── TASK MATERIAL

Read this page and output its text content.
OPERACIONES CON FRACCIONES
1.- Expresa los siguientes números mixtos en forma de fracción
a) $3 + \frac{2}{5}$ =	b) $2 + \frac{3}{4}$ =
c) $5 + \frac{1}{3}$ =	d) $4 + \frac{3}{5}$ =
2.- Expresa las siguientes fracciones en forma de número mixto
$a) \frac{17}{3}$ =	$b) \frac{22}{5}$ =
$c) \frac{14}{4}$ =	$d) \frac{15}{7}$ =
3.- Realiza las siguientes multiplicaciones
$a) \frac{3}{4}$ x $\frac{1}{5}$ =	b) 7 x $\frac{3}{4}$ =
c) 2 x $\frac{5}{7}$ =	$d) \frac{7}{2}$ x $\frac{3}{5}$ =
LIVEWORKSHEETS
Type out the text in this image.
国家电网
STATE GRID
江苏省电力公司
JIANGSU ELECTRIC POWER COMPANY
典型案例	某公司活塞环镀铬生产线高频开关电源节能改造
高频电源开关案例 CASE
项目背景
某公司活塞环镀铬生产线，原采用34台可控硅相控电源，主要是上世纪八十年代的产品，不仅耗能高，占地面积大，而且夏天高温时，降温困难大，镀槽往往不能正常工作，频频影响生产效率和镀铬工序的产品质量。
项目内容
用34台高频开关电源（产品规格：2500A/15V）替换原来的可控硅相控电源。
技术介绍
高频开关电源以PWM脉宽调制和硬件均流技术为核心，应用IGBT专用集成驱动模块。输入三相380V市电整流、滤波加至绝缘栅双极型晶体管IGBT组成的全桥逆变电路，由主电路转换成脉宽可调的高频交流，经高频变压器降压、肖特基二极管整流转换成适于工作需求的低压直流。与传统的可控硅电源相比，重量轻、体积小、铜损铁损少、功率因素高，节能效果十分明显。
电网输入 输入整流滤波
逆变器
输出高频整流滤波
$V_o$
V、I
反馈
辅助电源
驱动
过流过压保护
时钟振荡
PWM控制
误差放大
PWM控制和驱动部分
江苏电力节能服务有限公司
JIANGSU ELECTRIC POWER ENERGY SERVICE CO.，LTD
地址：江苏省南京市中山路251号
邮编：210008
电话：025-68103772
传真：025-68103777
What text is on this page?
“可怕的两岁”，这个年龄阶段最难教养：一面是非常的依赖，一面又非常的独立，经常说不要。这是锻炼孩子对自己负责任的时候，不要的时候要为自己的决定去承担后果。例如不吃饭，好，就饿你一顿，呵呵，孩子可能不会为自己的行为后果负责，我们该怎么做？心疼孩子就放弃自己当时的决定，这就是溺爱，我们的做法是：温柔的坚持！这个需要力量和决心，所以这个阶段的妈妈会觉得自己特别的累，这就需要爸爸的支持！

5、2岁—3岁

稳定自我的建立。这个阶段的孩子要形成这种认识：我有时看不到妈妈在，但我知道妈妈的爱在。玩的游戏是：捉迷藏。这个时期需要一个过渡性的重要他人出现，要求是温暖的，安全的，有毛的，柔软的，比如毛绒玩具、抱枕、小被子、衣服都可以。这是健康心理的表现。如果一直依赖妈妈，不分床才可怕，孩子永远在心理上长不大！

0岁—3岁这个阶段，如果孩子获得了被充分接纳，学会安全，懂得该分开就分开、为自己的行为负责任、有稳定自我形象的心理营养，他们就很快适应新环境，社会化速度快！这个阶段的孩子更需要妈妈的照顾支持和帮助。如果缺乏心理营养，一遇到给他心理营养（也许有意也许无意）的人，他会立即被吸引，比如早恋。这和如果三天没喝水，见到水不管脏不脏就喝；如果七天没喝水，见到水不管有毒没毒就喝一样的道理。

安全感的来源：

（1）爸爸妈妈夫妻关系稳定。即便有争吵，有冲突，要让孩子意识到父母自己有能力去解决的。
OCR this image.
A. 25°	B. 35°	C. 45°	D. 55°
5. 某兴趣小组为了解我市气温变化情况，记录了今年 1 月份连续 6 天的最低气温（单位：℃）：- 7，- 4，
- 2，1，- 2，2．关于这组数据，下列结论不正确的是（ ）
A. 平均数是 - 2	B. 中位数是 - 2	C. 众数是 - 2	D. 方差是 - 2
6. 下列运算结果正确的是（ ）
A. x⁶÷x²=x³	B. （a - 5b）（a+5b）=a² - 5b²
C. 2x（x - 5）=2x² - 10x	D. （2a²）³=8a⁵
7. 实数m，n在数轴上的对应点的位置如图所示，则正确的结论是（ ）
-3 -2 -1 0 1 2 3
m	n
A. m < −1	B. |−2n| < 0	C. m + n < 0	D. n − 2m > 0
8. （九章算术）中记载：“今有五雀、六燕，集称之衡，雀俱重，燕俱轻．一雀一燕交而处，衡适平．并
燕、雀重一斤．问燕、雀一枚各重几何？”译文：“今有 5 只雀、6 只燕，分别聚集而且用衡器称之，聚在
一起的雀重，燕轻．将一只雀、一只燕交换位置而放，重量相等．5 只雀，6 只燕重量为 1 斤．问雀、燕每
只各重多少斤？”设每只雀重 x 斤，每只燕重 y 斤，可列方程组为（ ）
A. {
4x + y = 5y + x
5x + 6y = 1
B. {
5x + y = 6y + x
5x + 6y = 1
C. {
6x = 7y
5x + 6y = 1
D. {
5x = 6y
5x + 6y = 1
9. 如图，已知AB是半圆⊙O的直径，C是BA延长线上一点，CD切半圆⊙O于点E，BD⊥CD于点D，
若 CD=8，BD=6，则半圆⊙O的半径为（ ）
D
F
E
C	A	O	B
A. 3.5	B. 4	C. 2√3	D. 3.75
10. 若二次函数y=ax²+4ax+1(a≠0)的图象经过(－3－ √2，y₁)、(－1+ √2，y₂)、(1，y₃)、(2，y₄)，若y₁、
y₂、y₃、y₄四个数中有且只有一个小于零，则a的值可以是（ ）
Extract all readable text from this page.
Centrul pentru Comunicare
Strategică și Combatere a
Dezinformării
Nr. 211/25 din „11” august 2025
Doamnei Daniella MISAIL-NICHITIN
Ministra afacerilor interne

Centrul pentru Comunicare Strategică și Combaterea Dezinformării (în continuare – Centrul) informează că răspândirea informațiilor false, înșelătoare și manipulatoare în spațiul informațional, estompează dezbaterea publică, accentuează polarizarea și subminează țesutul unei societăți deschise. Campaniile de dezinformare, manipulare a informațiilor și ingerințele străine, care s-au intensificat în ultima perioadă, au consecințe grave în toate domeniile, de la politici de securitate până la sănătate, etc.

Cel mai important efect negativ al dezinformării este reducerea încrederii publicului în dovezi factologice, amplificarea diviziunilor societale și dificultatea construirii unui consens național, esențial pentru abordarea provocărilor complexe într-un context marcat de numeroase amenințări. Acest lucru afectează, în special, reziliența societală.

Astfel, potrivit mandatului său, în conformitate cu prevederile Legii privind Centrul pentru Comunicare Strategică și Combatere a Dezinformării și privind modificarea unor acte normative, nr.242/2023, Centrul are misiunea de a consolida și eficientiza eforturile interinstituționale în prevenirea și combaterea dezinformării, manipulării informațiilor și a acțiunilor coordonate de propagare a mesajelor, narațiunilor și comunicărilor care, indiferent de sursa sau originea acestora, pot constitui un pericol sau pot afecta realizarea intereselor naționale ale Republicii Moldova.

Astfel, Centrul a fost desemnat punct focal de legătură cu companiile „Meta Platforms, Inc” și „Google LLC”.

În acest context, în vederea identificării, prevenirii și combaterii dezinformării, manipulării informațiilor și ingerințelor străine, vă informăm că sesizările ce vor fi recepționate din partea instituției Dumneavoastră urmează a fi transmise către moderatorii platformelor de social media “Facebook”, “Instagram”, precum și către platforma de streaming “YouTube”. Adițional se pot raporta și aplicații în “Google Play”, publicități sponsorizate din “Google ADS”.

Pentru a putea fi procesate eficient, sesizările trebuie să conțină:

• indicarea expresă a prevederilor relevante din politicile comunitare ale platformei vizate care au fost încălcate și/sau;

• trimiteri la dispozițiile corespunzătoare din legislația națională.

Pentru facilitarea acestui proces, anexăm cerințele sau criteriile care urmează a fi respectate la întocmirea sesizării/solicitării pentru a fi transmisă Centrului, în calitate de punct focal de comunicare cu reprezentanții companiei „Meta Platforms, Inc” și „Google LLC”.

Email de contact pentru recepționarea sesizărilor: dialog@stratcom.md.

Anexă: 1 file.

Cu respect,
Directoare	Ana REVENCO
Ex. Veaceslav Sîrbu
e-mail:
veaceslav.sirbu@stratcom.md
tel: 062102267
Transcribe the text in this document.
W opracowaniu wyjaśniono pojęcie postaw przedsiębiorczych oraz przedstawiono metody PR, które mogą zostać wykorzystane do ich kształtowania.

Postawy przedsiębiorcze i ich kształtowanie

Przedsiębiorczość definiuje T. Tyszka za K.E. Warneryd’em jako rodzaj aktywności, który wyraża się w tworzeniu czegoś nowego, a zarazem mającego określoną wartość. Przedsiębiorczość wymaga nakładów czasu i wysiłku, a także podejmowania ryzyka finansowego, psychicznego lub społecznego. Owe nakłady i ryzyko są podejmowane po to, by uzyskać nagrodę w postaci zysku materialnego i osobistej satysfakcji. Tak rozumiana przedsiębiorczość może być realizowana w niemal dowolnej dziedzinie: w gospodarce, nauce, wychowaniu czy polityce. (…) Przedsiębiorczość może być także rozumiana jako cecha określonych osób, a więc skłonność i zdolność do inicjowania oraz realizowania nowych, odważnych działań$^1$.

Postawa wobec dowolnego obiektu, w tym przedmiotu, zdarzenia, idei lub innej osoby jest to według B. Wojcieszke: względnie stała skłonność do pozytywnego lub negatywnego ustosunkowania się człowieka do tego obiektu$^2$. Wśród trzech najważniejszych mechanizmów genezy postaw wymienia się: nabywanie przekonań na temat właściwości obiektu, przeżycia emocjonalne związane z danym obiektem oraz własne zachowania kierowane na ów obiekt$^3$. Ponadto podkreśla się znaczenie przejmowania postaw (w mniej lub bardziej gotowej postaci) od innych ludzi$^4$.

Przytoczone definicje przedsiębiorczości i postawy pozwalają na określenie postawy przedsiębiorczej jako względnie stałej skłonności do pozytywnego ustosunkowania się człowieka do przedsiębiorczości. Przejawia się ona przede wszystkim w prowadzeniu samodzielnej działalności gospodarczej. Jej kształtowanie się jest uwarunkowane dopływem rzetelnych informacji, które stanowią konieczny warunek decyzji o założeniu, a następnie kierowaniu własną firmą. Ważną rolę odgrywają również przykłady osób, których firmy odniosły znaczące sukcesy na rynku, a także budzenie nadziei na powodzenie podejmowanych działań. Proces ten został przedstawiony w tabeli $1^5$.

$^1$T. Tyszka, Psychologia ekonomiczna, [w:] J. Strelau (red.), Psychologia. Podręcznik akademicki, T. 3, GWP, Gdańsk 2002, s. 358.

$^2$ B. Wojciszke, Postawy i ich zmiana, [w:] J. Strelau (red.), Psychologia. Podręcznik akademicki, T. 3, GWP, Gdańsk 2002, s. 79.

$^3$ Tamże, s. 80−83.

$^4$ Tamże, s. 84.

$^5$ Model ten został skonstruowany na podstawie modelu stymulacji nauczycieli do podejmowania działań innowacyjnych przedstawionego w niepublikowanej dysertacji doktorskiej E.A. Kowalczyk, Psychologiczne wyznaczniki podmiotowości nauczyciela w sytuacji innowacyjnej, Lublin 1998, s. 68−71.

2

────

THE EXERCISE
Track down every line with the word "Gdańsk" and copy it.

RESULT OF THE EXERCISE
$^1$T. Tyszka, Psychologia ekonomiczna, [w:] J. Strelau (red.), Psychologia. Podręcznik akademicki, T. 3, GWP, Gdańsk 2002, s. 358.
$^2$ B. Wojciszke, Postawy i ich zmiana, [w:] J. Strelau (red.), Psychologia. Podręcznik akademicki, T. 3, GWP, Gdańsk 2002, s. 79.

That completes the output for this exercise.